What this task involves | Look through the data below. Collect every line where the word "ΕΤΑΙΡΕΙΑ" occurs.
:: Material supplied
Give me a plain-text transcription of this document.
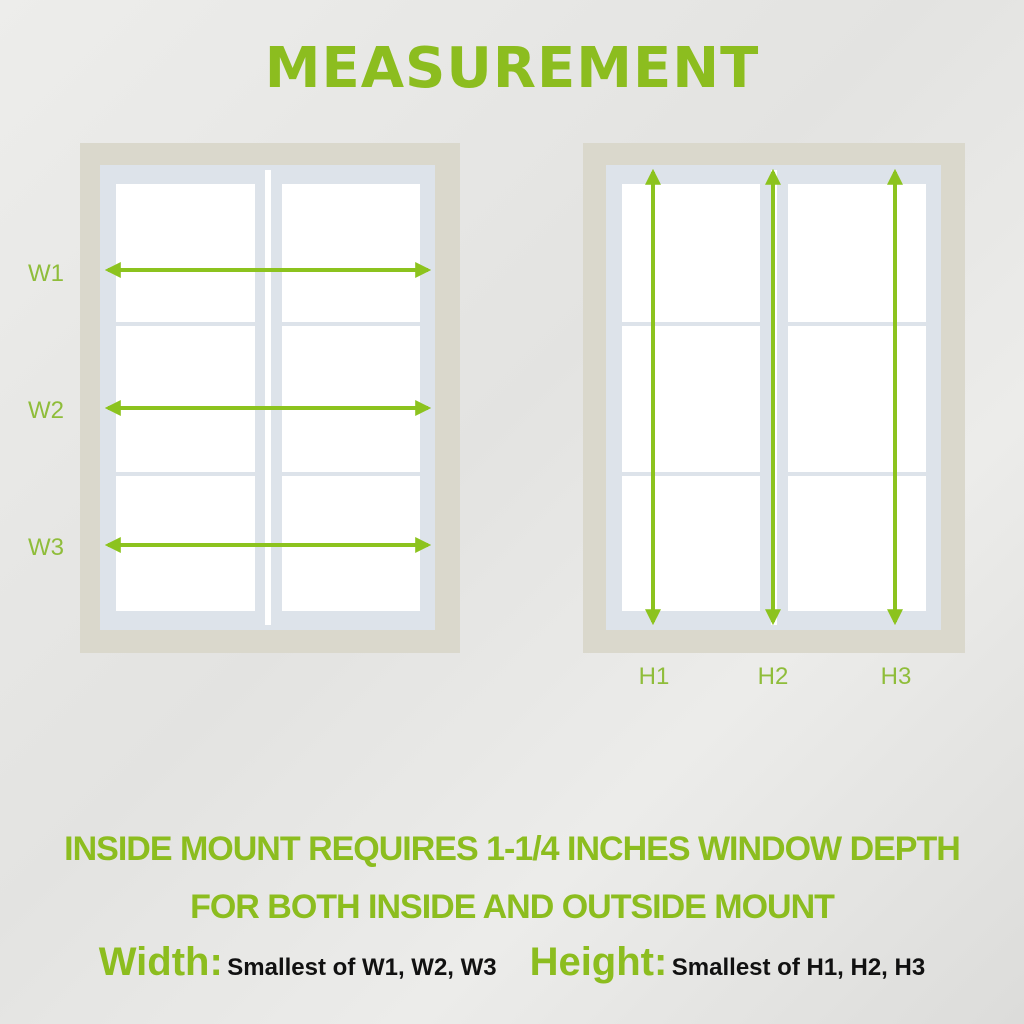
MEASUREMENT
W1
W2
W3
H1	H2	H3
INSIDE MOUNT REQUIRES 1-1/4 INCHES WINDOW DEPTH
FOR BOTH INSIDE AND OUTSIDE MOUNT
Width: Smallest of W1, W2, W3 Height: Smallest of H1, H2, H3
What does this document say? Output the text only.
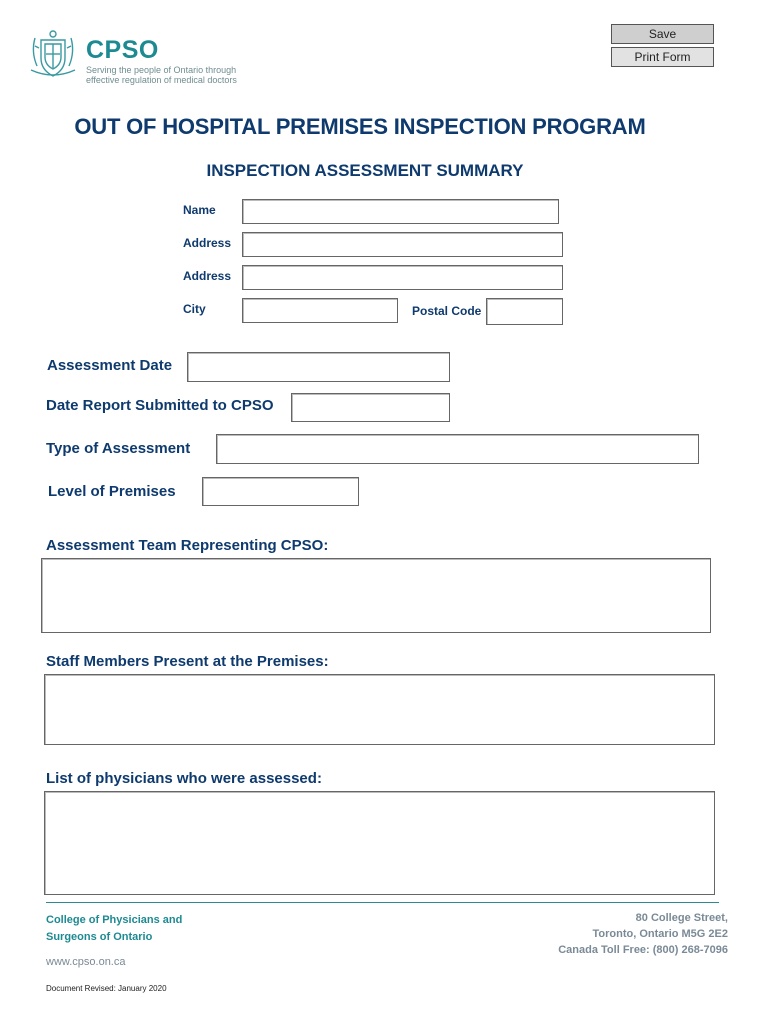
Save
Print Form
CPSO
Serving the people of Ontario through
effective regulation of medical doctors
OUT OF HOSPITAL PREMISES INSPECTION PROGRAM
INSPECTION ASSESSMENT SUMMARY
Name
Address
Address
City	Postal Code
Assessment Date
Date Report Submitted to CPSO
Type of Assessment
Level of Premises
Assessment Team Representing CPSO:
Staff Members Present at the Premises:
List of physicians who were assessed:
College of Physicians and
Surgeons of Ontario
www.cpso.on.ca
Document Revised: January 2020
80 College Street,
Toronto, Ontario M5G 2E2
Canada Toll Free: (800) 268-7096
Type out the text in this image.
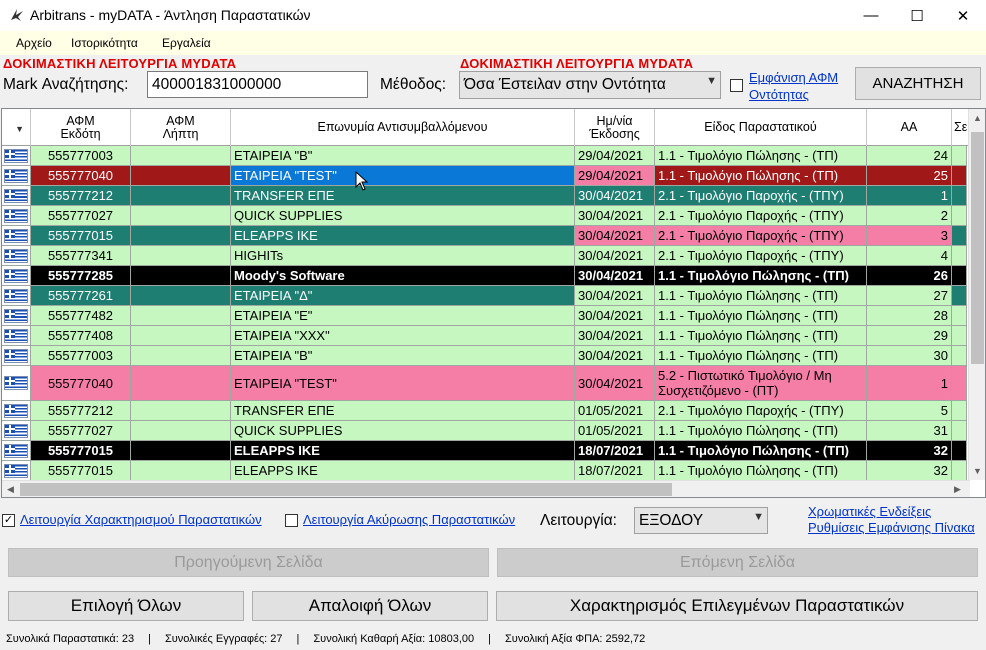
Arbitrans - myDATA - Άντληση Παραστατικών	—	☐	✕
Αρχείο Ιστορικότητα Εργαλεία
ΔΟΚΙΜΑΣΤΙΚΗ ΛΕΙΤΟΥΡΓΙΑ MYDATA	ΔΟΚΙΜΑΣΤΙΚΗ ΛΕΙΤΟΥΡΓΙΑ MYDATA
Mark Αναζήτησης:
400001831000000	Μέθοδος:	Όσα Έστειλαν στην Οντότητα	▼ Εμφάνιση ΑΦΜ
Οντότητας
ΑΝΑΖΗΤΗΣΗ
▼
ΑΦΜ
Εκδότη
ΑΦΜ
Λήπτη	Επωνυμία Αντισυμβαλλόμενου	Ημ/νία
Έκδοσης	Είδος Παραστατικού	ΑΑ	Σε
555777003	ΕΤΑΙΡΕΙΑ "Β"	29/04/2021	1.1 - Τιμολόγιο Πώλησης - (ΤΠ)	24
555777040	ΕΤΑΙΡΕΙΑ "TEST"	29/04/2021	1.1 - Τιμολόγιο Πώλησης - (ΤΠ)	25
555777212	TRANSFER ΕΠΕ	30/04/2021	2.1 - Τιμολόγιο Παροχής - (ΤΠΥ)	1
555777027	QUICK SUPPLIES	30/04/2021	2.1 - Τιμολόγιο Παροχής - (ΤΠΥ)	2
555777015	ELEAPPS IKE	30/04/2021	2.1 - Τιμολόγιο Παροχής - (ΤΠΥ)	3
555777341	HIGHITs	30/04/2021	2.1 - Τιμολόγιο Παροχής - (ΤΠΥ)	4
555777285	Moody's Software	30/04/2021	1.1 - Τιμολόγιο Πώλησης - (ΤΠ)	26
555777261	ΕΤΑΙΡΕΙΑ "Δ"	30/04/2021	1.1 - Τιμολόγιο Πώλησης - (ΤΠ)	27
555777482	ΕΤΑΙΡΕΙΑ "Ε"	30/04/2021	1.1 - Τιμολόγιο Πώλησης - (ΤΠ)	28
555777408	ΕΤΑΙΡΕΙΑ "ΧΧΧ"	30/04/2021	1.1 - Τιμολόγιο Πώλησης - (ΤΠ)	29
555777003	ΕΤΑΙΡΕΙΑ "Β"	30/04/2021	1.1 - Τιμολόγιο Πώλησης - (ΤΠ)	30
555777040	ΕΤΑΙΡΕΙΑ "TEST"	30/04/2021	5.2 - Πιστωτικό Τιμολόγιο / Μη Συσχετιζόμενο - (ΠΤ)	1
555777212	TRANSFER ΕΠΕ	01/05/2021	2.1 - Τιμολόγιο Παροχής - (ΤΠΥ)	5
555777027	QUICK SUPPLIES	01/05/2021	1.1 - Τιμολόγιο Πώλησης - (ΤΠ)	31
555777015	ELEAPPS IKE	18/07/2021	1.1 - Τιμολόγιο Πώλησης - (ΤΠ)	32
555777015	ELEAPPS IKE	18/07/2021	1.1 - Τιμολόγιο Πώλησης - (ΤΠ)	32
▲
▼
◀	▶
✓ Λειτουργία Χαρακτηρισμού Παραστατικών	Λειτουργία Ακύρωσης Παραστατικών Λειτουργία:	ΕΞΟΔΟΥ	▼	Χρωματικές Ενδείξεις
Ρυθμίσεις Εμφάνισης Πίνακα
Προηγούμενη Σελίδα	Επόμενη Σελίδα
Επιλογή Όλων	Απαλοιφή Όλων	Χαρακτηρισμός Επιλεγμένων Παραστατικών
Συνολικά Παραστατικά: 23 | Συνολικές Εγγραφές: 27 | Συνολική Καθαρή Αξία: 10803,00 | Συνολική Αξία ΦΠΑ: 2592,72
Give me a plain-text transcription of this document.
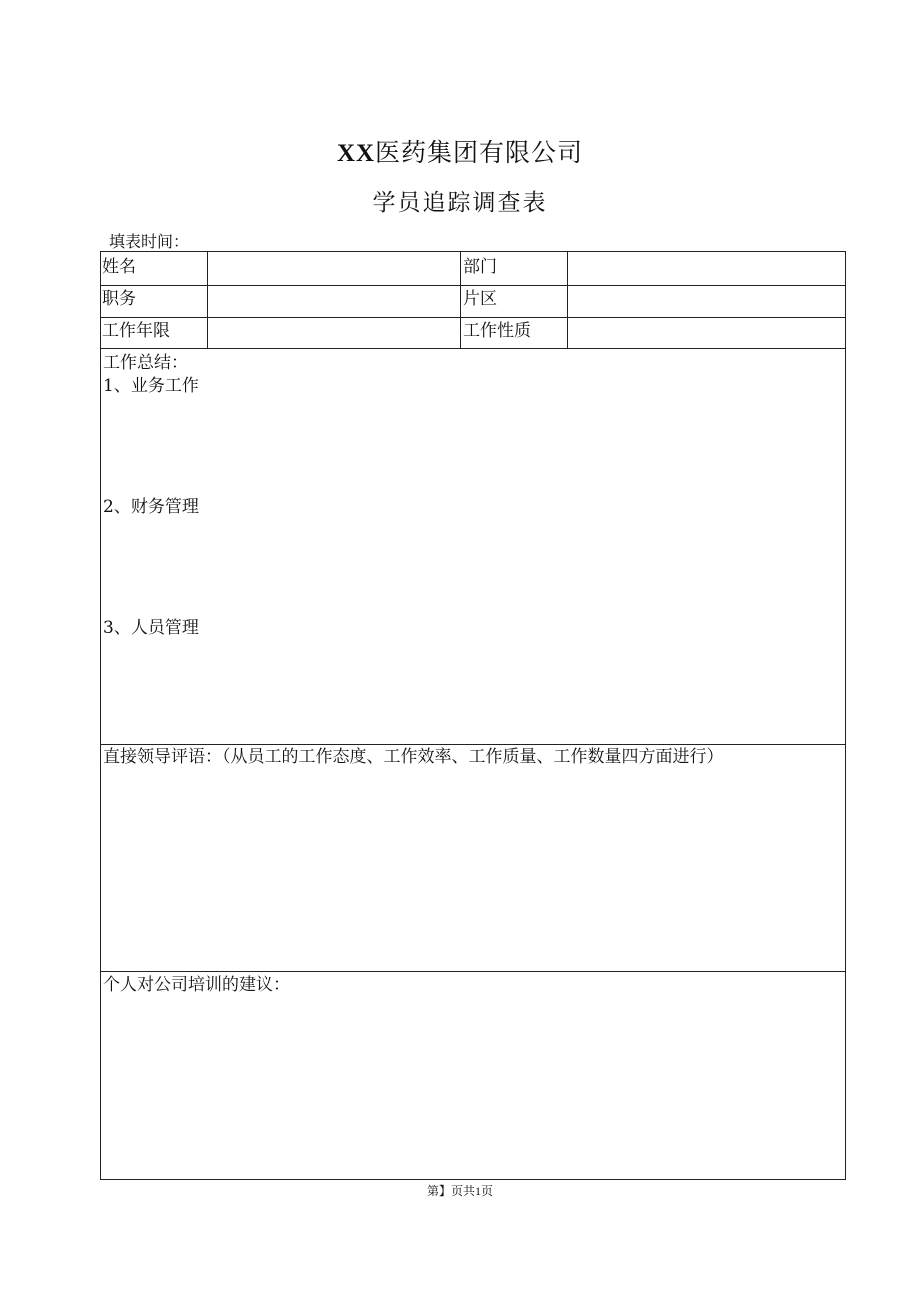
XX医药集团有限公司
学员追踪调查表
填表时间：
姓名	部门
职务	片区
工作年限	工作性质
工作总结：
1、业务工作
2、财务管理
3、人员管理
直接领导评语：（从员工的工作态度、工作效率、工作质量、工作数量四方面进行）
个人对公司培训的建议：
第】页共1页
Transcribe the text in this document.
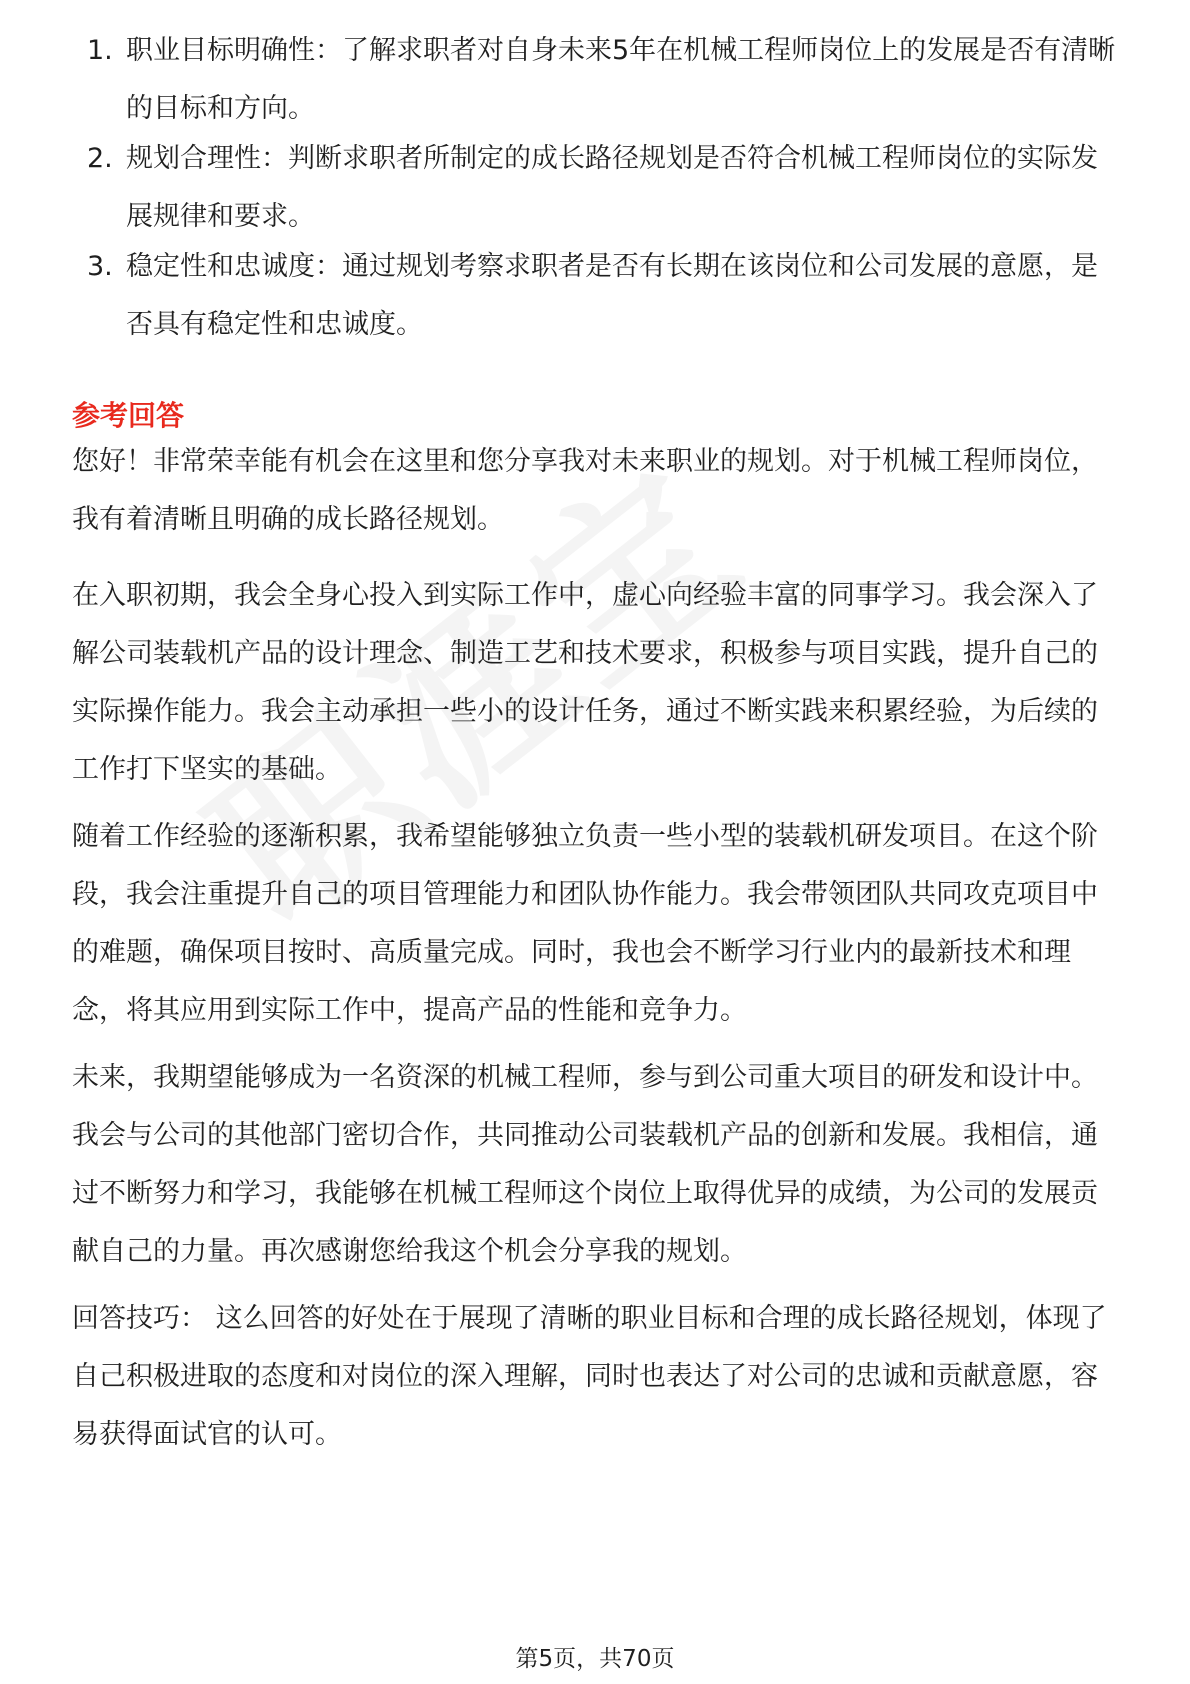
1. 职业目标明确性：了解求职者对自身未来5年在机械工程师岗位上的发展是否有清晰的目标和方向。

2. 规划合理性：判断求职者所制定的成长路径规划是否符合机械工程师岗位的实际发展规律和要求。

3. 稳定性和忠诚度：通过规划考察求职者是否有长期在该岗位和公司发展的意愿，是否具有稳定性和忠诚度。

参考回答

您好！非常荣幸能有机会在这里和您分享我对未来职业的规划。对于机械工程师岗位，我有着清晰且明确的成长路径规划。

在入职初期，我会全身心投入到实际工作中，虚心向经验丰富的同事学习。我会深入了解公司装载机产品的设计理念、制造工艺和技术要求，积极参与项目实践，提升自己的实际操作能力。我会主动承担一些小的设计任务，通过不断实践来积累经验，为后续的工作打下坚实的基础。

随着工作经验的逐渐积累，我希望能够独立负责一些小型的装载机研发项目。在这个阶段，我会注重提升自己的项目管理能力和团队协作能力。我会带领团队共同攻克项目中的难题，确保项目按时、高质量完成。同时，我也会不断学习行业内的最新技术和理念，将其应用到实际工作中，提高产品的性能和竞争力。

未来，我期望能够成为一名资深的机械工程师，参与到公司重大项目的研发和设计中。我会与公司的其他部门密切合作，共同推动公司装载机产品的创新和发展。我相信，通过不断努力和学习，我能够在机械工程师这个岗位上取得优异的成绩，为公司的发展贡献自己的力量。再次感谢您给我这个机会分享我的规划。

回答技巧： 这么回答的好处在于展现了清晰的职业目标和合理的成长路径规划，体现了自己积极进取的态度和对岗位的深入理解，同时也表达了对公司的忠诚和贡献意愿，容易获得面试官的认可。

第5页，共70页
::::
Solution to the exercise |
555777003	ΕΤΑΙΡΕΙΑ "Β"	29/04/2021	1.1 - Τιμολόγιο Πώλησης - (ΤΠ)	24
555777040	ΕΤΑΙΡΕΙΑ "TEST"	29/04/2021	1.1 - Τιμολόγιο Πώλησης - (ΤΠ)	25
555777261	ΕΤΑΙΡΕΙΑ "Δ"	30/04/2021	1.1 - Τιμολόγιο Πώλησης - (ΤΠ)	27
555777482	ΕΤΑΙΡΕΙΑ "Ε"	30/04/2021	1.1 - Τιμολόγιο Πώλησης - (ΤΠ)	28
555777408	ΕΤΑΙΡΕΙΑ "ΧΧΧ"	30/04/2021	1.1 - Τιμολόγιο Πώλησης - (ΤΠ)	29
555777003	ΕΤΑΙΡΕΙΑ "Β"	30/04/2021	1.1 - Τιμολόγιο Πώλησης - (ΤΠ)	30
555777040	ΕΤΑΙΡΕΙΑ "TEST"	30/04/2021	5.2 - Πιστωτικό Τιμολόγιο / Μη Συσχετιζόμενο - (ΠΤ)	1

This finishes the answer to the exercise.